▶ [The problem]
Print the items word for word, from the first line through the line containing "legend-item: HPI: Average", with both of those lines included.

▶ [Material to process]
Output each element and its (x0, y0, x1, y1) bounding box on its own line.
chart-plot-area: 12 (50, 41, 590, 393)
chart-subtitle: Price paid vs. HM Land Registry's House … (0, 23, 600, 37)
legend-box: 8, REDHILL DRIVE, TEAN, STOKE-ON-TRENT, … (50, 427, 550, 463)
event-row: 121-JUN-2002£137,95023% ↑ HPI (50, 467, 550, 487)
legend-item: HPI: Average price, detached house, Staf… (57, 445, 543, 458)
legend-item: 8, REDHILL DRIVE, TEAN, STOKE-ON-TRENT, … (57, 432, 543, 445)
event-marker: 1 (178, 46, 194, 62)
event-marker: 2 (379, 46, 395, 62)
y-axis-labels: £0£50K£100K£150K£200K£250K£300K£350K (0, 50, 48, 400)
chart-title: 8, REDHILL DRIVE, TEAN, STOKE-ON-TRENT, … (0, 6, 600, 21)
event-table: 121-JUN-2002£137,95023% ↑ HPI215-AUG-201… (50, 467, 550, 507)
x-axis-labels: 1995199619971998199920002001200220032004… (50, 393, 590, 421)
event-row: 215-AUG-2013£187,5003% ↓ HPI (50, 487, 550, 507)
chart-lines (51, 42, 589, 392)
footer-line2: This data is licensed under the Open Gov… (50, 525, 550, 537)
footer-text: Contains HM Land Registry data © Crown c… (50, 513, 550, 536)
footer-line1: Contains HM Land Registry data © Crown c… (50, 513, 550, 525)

▶ [Answer]
Output each element and its (x0, y0, x1, y1) bounding box on its own line.
chart-plot-area: 12 (50, 41, 590, 393)
chart-subtitle: Price paid vs. HM Land Registry's House … (0, 23, 600, 37)
legend-box: 8, REDHILL DRIVE, TEAN, STOKE-ON-TRENT, … (50, 427, 550, 463)
event-row: 121-JUN-2002£137,95023% ↑ HPI (50, 467, 550, 487)
legend-item: HPI: Average price, detached house, Staf… (57, 445, 543, 458)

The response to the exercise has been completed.